[begin Exercise materials]

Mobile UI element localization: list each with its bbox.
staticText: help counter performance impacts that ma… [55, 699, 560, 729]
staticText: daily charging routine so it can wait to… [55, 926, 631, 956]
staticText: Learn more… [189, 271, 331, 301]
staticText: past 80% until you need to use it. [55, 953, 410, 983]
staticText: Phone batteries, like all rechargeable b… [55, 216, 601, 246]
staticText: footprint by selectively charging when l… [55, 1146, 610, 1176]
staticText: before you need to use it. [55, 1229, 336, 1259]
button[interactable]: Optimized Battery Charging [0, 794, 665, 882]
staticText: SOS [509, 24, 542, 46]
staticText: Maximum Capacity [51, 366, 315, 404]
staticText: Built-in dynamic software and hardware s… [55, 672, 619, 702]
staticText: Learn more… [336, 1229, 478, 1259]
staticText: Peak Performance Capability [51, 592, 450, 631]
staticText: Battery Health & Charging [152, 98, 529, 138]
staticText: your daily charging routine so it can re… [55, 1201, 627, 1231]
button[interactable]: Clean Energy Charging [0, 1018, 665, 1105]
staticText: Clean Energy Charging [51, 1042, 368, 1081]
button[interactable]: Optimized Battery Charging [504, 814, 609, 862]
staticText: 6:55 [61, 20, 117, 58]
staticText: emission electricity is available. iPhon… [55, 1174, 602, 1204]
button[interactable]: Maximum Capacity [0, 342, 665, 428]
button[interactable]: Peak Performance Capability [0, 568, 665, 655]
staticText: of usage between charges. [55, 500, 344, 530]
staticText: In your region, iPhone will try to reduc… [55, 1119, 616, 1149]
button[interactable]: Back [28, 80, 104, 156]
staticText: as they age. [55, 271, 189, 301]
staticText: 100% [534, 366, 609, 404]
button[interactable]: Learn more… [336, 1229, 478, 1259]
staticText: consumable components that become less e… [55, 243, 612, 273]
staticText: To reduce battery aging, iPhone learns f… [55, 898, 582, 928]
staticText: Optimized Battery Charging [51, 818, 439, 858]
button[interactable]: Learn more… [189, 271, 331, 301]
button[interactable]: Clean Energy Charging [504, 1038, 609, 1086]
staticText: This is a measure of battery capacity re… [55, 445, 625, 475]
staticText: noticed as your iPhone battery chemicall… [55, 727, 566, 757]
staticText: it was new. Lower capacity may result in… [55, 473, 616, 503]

[end Exercise materials]

What this task involves: Please reproduce the lines of the data above without changing anything.

Answer to this exercise:
Mobile UI element localization: list each with its bbox.
staticText: help counter performance impacts that ma… [55, 699, 560, 729]
staticText: daily charging routine so it can wait to… [55, 926, 631, 956]
staticText: Learn more… [189, 271, 331, 301]
staticText: past 80% until you need to use it. [55, 953, 410, 983]
staticText: Phone batteries, like all rechargeable b… [55, 216, 601, 246]
staticText: footprint by selectively charging when l… [55, 1146, 610, 1176]
staticText: before you need to use it. [55, 1229, 336, 1259]
button[interactable]: Optimized Battery Charging [0, 794, 665, 882]
staticText: SOS [509, 24, 542, 46]
staticText: Maximum Capacity [51, 366, 315, 404]
staticText: Built-in dynamic software and hardware s… [55, 672, 619, 702]
staticText: Learn more… [336, 1229, 478, 1259]
staticText: Peak Performance Capability [51, 592, 450, 631]
staticText: Battery Health & Charging [152, 98, 529, 138]
staticText: your daily charging routine so it can re… [55, 1201, 627, 1231]
button[interactable]: Clean Energy Charging [0, 1018, 665, 1105]
staticText: Clean Energy Charging [51, 1042, 368, 1081]
button[interactable]: Optimized Battery Charging [504, 814, 609, 862]
staticText: 6:55 [61, 20, 117, 58]
staticText: emission electricity is available. iPhon… [55, 1174, 602, 1204]
button[interactable]: Maximum Capacity [0, 342, 665, 428]
button[interactable]: Peak Performance Capability [0, 568, 665, 655]
staticText: of usage between charges. [55, 500, 344, 530]
staticText: In your region, iPhone will try to reduc… [55, 1119, 616, 1149]
button[interactable]: Back [28, 80, 104, 156]
staticText: as they age. [55, 271, 189, 301]
staticText: 100% [534, 366, 609, 404]
button[interactable]: Learn more… [336, 1229, 478, 1259]
staticText: consumable components that become less e… [55, 243, 612, 273]
staticText: To reduce battery aging, iPhone learns f… [55, 898, 582, 928]
staticText: Optimized Battery Charging [51, 818, 439, 858]
button[interactable]: Learn more… [189, 271, 331, 301]
button[interactable]: Clean Energy Charging [504, 1038, 609, 1086]
staticText: This is a measure of battery capacity re… [55, 445, 625, 475]
staticText: noticed as your iPhone battery chemicall… [55, 727, 566, 757]
staticText: it was new. Lower capacity may result in… [55, 473, 616, 503]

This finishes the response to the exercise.